Exercise tasks:
- a) In the format conversion text, what statistics does Parquet store for each column in the row group footer?
- b) List every example conversion that the format conversion text names as part of common data engineering workflows.
- c) Pick up the format conversion text after its last sentence and continue writing it.

Passage given:
= = = = = = =
Format Conversion
Format Conversion
Format Conversion is the process of reading data stored in one physical file format and rewriting it in a different physical file format. In the modern data lakehouse ecosystem, this is one of the most computationally expensive and operationally consequential tasks that data pipelines perform. Every major data engineering workflow involves format conversion at least implicitly: raw CSV or JSON events become Parquet analytical tables; Avro-serialized Kafka messages become ORC Hive partitions; Delta Lake snapshots become Iceberg-compatible Parquet files via UniForm metadata generation.
Despite being pervasive, format conversion is frequently misunderstood, poorly optimized, and architected without full awareness of its costs and trade-offs. A data pipeline that converts data through too many intermediate formats, or that performs full-table re-conversions when only schema evolution is needed, can consume an enormous and entirely avoidable fraction of the team’s compute budget.
This guide provides a comprehensive, technical analysis of the major file formats used in lakehouse architectures, the precise mechanics of converting between them, the schema mapping challenges that make conversion error-prone, and the architectural strategies that minimize conversion costs in production deployments.
The Major File Formats: A Technical Comparison
To understand format conversion, you must first understand what is being converted — specifically, how each format structures its data on disk and why that structure produces radically different performance characteristics for different workloads.
Apache Parquet: The Columnar Analytical Standard
Parquet stores data in a columnar orientation. A table with 100 columns is stored such that all values from column 1 are written together, then all values from column 2, and so on. Within a large row group (typically 128MB), each column’s data is stored contiguously.
The implications for analytical queries are profound. If a query touches only 5 of a table’s 100 columns, the Parquet reader skips 95% of the file’s bytes entirely — it reads only the physical byte ranges corresponding to the 5 requested columns. This is IO reduction by physical file layout, not by predicate filtering.
Additionally, Parquet stores per-column statistics (min/max/null count) in the row group footer. These statistics allow query engines to skip entire row groups (and by extension entire files) for queries with selective predicates, before reading a single data byte.
= = = = = = =
Data excerpts:

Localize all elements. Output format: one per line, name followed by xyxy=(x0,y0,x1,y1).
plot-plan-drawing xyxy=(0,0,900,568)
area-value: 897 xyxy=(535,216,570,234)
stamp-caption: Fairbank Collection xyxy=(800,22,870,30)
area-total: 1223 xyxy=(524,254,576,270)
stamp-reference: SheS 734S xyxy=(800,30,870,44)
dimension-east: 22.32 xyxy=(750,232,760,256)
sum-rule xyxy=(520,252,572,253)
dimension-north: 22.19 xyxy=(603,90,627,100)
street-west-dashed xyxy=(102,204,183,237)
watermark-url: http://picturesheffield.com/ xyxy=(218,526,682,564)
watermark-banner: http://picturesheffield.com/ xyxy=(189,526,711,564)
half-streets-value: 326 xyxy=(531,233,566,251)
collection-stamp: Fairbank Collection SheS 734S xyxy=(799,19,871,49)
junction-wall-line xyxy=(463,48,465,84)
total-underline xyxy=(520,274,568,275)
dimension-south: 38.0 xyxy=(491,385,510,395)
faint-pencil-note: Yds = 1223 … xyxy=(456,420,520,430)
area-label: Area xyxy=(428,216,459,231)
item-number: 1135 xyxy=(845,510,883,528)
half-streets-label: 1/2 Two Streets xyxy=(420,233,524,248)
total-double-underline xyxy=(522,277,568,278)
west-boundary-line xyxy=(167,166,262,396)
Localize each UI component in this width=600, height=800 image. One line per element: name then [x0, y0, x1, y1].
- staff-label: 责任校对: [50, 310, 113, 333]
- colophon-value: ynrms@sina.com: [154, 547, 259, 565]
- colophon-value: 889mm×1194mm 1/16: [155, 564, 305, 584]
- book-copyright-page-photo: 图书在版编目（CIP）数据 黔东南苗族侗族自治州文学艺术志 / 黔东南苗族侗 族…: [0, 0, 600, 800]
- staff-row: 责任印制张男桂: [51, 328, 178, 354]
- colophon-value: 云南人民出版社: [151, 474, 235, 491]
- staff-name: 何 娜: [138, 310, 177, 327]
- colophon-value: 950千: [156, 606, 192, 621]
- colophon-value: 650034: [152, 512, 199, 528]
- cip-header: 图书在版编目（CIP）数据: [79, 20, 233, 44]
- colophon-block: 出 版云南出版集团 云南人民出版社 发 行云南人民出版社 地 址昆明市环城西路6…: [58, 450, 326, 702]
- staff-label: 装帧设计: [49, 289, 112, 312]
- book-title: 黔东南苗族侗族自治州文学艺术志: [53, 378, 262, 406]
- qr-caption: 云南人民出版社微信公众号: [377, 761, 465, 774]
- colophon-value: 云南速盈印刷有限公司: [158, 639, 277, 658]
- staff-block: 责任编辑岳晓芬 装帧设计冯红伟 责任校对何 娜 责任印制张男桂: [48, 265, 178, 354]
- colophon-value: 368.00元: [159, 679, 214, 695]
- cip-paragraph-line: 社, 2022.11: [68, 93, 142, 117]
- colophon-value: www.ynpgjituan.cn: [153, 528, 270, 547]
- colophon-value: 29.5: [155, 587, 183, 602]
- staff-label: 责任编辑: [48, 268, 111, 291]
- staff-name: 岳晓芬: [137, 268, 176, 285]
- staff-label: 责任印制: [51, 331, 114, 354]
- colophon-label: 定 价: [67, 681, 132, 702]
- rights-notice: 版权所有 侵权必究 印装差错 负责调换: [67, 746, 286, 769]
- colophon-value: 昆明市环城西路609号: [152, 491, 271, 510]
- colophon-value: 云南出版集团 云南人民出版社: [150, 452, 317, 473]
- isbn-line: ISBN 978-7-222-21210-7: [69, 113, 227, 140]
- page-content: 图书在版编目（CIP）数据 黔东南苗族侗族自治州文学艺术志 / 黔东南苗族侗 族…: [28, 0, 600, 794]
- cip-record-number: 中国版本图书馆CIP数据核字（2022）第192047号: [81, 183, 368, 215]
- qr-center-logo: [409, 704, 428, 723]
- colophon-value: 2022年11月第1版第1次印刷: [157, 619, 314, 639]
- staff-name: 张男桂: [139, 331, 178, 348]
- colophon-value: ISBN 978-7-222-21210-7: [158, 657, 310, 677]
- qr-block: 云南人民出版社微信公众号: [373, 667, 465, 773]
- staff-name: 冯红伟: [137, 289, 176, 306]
= = = = = = =
Expected answers:
- a) Parquet stores the minimum, maximum, and null count for each column.

- b)
- Raw CSV or JSON events become Parquet analytical tables.
- Avro-serialized Kafka messages become ORC Hive partitions.
- Delta Lake snapshots become Iceberg-compatible Parquet files via UniForm metadata generation.

- c)
Parquet also applies per-column compression (LZ4, Snappy, Zstandard, Gzip) and encoding (dictionary encoding, run-length encoding, delta encoding, bit packing). Similar values within a column compress far more efficiently than similar values scattered across rows, giving Parquet dramatically better compression ratios than row-based formats for analytical data.
The weakness of Parquet is write performance. Writing Parquet requires buffering an entire row group in memory, sorting the data into columnar order, applying encoding and compression per column, and writing the resulting column chunks. For small, frequent writes (e.g., a streaming pipeline writing 1,000 records every few seconds), the per-row-group overhead makes Parquet significantly less efficient than row-based formats.
Apache ORC: The Optimized Columnar Alternative
ORC (Optimized Row Columnar) is also a columnar format, developed originally for the Apache Hive ecosystem. Its structure is similar to Parquet: data is stored in stripes (analogous to Parquet’s row groups), with per-column data written contiguously within each stripe.
ORC distinguishes itself with a more integrated metadata and indexing story. ORC stores three levels of statistics: file-level (global min/max/count for the entire file), stripe-level (per-stripe min/max/count), and row-group-level (per-8,000-row block within a stripe). This three-tier indexing allows extremely fine-grained predicate pushdown, where query engines can skip not just entire files or stripes but individual row group blocks within a stripe.
ORC also includes native ACID support in its design (predating Iceberg and Delta Lake’s approaches) through Hive’s ORC ACID transaction model, though this model is specific to the Hive ecosystem and is not portable to other query engines.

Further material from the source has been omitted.